## [EXERCISE]
Transcribe the rows without any changes, starting with the first row and going on through the line that contains "chevron-right-icon: › — [215, 135, 219, 146]", including both ends.

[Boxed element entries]
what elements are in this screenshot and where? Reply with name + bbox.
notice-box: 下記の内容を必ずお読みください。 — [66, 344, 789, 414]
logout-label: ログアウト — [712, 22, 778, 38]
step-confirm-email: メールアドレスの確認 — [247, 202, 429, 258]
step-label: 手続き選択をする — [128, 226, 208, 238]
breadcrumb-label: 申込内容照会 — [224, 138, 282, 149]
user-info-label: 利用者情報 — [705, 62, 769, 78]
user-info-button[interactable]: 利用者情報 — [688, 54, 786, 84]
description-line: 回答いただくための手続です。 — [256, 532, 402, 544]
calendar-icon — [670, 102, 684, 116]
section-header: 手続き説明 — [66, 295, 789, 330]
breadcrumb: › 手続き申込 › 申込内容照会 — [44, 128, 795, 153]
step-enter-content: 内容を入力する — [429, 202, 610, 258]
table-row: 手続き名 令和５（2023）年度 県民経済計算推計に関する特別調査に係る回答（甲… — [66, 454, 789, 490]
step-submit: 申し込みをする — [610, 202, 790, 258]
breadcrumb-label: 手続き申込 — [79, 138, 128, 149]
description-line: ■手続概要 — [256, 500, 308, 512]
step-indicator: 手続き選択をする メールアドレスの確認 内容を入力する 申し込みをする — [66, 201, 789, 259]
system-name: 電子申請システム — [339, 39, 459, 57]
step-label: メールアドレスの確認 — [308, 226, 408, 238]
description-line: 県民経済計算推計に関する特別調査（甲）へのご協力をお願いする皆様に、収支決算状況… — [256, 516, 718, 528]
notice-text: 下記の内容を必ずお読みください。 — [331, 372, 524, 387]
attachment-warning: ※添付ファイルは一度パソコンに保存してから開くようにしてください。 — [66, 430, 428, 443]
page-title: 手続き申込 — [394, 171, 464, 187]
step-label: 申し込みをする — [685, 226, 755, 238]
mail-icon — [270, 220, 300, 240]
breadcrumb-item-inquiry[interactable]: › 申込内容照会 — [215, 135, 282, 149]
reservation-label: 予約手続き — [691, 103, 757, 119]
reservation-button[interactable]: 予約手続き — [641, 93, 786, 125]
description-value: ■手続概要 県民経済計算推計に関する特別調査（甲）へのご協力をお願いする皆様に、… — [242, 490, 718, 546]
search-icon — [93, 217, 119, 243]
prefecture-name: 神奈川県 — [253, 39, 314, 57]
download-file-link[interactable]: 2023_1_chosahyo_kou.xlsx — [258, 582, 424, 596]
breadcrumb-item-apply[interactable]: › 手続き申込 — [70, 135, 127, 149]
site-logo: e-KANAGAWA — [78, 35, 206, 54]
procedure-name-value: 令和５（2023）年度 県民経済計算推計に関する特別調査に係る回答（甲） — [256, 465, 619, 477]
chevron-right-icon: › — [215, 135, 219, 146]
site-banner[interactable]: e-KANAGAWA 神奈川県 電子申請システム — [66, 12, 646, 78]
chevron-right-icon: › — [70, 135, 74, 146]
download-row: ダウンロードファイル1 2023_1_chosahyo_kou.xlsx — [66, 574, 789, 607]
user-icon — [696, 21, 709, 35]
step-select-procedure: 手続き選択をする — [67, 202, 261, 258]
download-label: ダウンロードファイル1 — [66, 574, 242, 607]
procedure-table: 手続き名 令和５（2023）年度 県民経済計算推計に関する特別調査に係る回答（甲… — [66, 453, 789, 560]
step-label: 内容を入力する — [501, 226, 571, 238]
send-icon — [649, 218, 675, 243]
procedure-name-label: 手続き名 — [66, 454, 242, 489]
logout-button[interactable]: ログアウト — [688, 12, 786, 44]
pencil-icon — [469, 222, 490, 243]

## [WRITTEN SOLUTION]
what elements are in this screenshot and where? Reply with name + bbox.
notice-box: 下記の内容を必ずお読みください。 — [66, 344, 789, 414]
logout-label: ログアウト — [712, 22, 778, 38]
step-confirm-email: メールアドレスの確認 — [247, 202, 429, 258]
step-label: 手続き選択をする — [128, 226, 208, 238]
breadcrumb-label: 申込内容照会 — [224, 138, 282, 149]
user-info-label: 利用者情報 — [705, 62, 769, 78]
user-info-button[interactable]: 利用者情報 — [688, 54, 786, 84]
description-line: 回答いただくための手続です。 — [256, 532, 402, 544]
calendar-icon — [670, 102, 684, 116]
section-header: 手続き説明 — [66, 295, 789, 330]
breadcrumb: › 手続き申込 › 申込内容照会 — [44, 128, 795, 153]
step-enter-content: 内容を入力する — [429, 202, 610, 258]
table-row: 手続き名 令和５（2023）年度 県民経済計算推計に関する特別調査に係る回答（甲… — [66, 454, 789, 490]
step-submit: 申し込みをする — [610, 202, 790, 258]
breadcrumb-label: 手続き申込 — [79, 138, 128, 149]
description-line: ■手続概要 — [256, 500, 308, 512]
step-indicator: 手続き選択をする メールアドレスの確認 内容を入力する 申し込みをする — [66, 201, 789, 259]
system-name: 電子申請システム — [339, 39, 459, 57]
step-label: メールアドレスの確認 — [308, 226, 408, 238]
description-line: 県民経済計算推計に関する特別調査（甲）へのご協力をお願いする皆様に、収支決算状況… — [256, 516, 718, 528]
notice-text: 下記の内容を必ずお読みください。 — [331, 372, 524, 387]
attachment-warning: ※添付ファイルは一度パソコンに保存してから開くようにしてください。 — [66, 430, 428, 443]
page-title: 手続き申込 — [394, 171, 464, 187]
step-label: 申し込みをする — [685, 226, 755, 238]
mail-icon — [270, 220, 300, 240]
breadcrumb-item-inquiry[interactable]: › 申込内容照会 — [215, 135, 282, 149]
reservation-label: 予約手続き — [691, 103, 757, 119]
reservation-button[interactable]: 予約手続き — [641, 93, 786, 125]
description-value: ■手続概要 県民経済計算推計に関する特別調査（甲）へのご協力をお願いする皆様に、… — [242, 490, 718, 546]
search-icon — [93, 217, 119, 243]
prefecture-name: 神奈川県 — [253, 39, 314, 57]
download-file-link[interactable]: 2023_1_chosahyo_kou.xlsx — [258, 582, 424, 596]
breadcrumb-item-apply[interactable]: › 手続き申込 — [70, 135, 127, 149]
site-logo: e-KANAGAWA — [78, 35, 206, 54]
procedure-name-value: 令和５（2023）年度 県民経済計算推計に関する特別調査に係る回答（甲） — [256, 465, 619, 477]
chevron-right-icon: › — [215, 135, 219, 146]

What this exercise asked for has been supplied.